__What to do__
a) From the well announcement below, list each step it says was carried out after the well was shut in at the surface, in the order given.
b) Use the well announcement below to answer these questions:
(i) In which license area is the Antelope-3 appraisal well located?
(ii) At what measured depth did the well reach the top of the reservoir?
(iii) In what hole size will the reservoir section be drilled?
c) The well announcement below has the headline "The Antelope-3 Appraisal Well Encountered The Reservoir 217 Feet Higher Than Prognosis." Explain what the announcement gives as the basis for that claim.

__Excerpt to read__
%%
The Antelope-3 Appraisal Well Encountered The Reservoir 217 Feet Higher Than Prognosis
PORT MORESBY, Papua New Guinea and HOUSTON, Nov. 30, 2012 /PRNewswire/ – InterOil Corporation (NYSE:IOC) (POMSoX:IOC) (“InterOil”) announced that the Antelope-3 appraisal well in Petroleum Retention License 15 in Papua New Guinea has penetrated the top of the reservoir at 5,328 feet (1,624 meters) measured depth, 217 feet (66 meters) above the predrill estimate, and 92 feet (28 meters) higher than the Antelope-1 well. The well began flowing and was shut in at the surface. Subsequently, the gas kick was circulated out while flaring. The 9 5/8 inch liner was then installed, vertical well bore seismic (VSP) acquired, and the 9 5/8 inch casing tied back to surface with dual downhole deployment valves completed. Once the blow out preventer is installed and tested we will be running into hole to commence drilling the reservoir section in 6 ¼” hole.
%%
__Material supplied__
%%
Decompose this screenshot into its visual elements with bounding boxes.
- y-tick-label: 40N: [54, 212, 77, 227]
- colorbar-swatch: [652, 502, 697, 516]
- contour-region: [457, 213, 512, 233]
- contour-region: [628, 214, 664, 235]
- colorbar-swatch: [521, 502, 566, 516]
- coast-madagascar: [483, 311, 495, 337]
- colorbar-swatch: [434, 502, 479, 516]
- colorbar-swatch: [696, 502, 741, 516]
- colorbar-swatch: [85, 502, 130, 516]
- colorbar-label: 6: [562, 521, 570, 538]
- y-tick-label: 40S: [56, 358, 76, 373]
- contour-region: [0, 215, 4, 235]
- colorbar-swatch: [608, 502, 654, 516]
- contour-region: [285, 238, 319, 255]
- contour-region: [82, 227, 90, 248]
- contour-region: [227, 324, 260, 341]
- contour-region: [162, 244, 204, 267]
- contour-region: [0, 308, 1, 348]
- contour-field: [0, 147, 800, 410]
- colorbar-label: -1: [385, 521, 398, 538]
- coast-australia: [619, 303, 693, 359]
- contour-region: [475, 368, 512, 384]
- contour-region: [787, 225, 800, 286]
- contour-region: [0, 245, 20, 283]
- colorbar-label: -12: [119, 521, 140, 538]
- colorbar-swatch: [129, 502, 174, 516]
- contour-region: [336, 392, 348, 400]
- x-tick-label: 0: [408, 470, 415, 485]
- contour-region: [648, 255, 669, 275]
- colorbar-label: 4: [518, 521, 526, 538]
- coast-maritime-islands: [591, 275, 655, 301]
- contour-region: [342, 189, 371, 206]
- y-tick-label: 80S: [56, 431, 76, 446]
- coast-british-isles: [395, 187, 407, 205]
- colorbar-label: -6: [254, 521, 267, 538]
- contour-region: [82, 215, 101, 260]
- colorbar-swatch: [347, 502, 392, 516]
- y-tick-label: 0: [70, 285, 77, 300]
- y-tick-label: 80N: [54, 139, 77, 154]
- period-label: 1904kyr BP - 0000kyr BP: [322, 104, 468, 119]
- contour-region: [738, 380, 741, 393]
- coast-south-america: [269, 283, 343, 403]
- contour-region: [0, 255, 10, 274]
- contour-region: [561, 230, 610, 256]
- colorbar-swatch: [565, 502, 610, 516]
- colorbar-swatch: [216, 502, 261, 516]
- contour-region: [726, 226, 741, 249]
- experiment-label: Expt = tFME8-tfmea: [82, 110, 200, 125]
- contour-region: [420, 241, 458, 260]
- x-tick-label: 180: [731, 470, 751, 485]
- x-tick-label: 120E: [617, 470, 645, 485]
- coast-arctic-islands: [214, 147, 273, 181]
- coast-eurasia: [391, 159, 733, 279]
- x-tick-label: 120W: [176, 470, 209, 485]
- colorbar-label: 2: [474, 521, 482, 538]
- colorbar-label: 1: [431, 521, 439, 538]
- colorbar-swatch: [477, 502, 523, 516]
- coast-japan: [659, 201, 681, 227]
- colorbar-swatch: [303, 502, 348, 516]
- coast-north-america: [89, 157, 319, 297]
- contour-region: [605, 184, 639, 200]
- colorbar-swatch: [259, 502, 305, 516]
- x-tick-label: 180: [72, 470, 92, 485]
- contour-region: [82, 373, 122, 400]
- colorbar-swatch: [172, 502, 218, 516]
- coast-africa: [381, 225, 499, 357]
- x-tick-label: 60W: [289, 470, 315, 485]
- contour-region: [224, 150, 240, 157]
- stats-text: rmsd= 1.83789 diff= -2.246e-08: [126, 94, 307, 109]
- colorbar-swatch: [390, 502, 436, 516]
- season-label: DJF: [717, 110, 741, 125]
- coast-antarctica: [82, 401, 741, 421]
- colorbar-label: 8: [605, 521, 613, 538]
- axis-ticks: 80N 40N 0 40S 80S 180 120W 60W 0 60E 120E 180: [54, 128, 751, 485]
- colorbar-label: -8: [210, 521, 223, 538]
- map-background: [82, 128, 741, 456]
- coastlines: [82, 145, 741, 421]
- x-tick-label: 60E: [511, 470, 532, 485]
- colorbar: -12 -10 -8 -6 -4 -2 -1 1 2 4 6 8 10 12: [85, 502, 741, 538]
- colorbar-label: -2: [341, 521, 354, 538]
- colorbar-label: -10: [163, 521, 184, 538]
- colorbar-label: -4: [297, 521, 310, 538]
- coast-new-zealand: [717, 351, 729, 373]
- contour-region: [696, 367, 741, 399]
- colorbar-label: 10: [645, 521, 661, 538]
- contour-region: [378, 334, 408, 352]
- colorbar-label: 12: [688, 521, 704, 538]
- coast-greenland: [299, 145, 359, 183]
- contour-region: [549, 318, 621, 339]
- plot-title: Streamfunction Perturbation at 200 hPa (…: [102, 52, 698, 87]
%%
__Solution set__
a)
1. The gas kick was circulated out while flaring.
2. The 9 5/8 inch liner was installed.
3. Vertical well bore seismic (VSP) was acquired.
4. The 9 5/8 inch casing was tied back to surface with dual downhole deployment valves completed.

b)
(i) Petroleum Retention License 15 in Papua New Guinea.
(ii) 5,328 feet (1,624 meters).
(iii) 6 ¼ inch hole.

c) The well reached the top of the reservoir at 5,328 feet (1,624 meters) measured depth. That was 217 feet (66 meters) above the estimate made before drilling.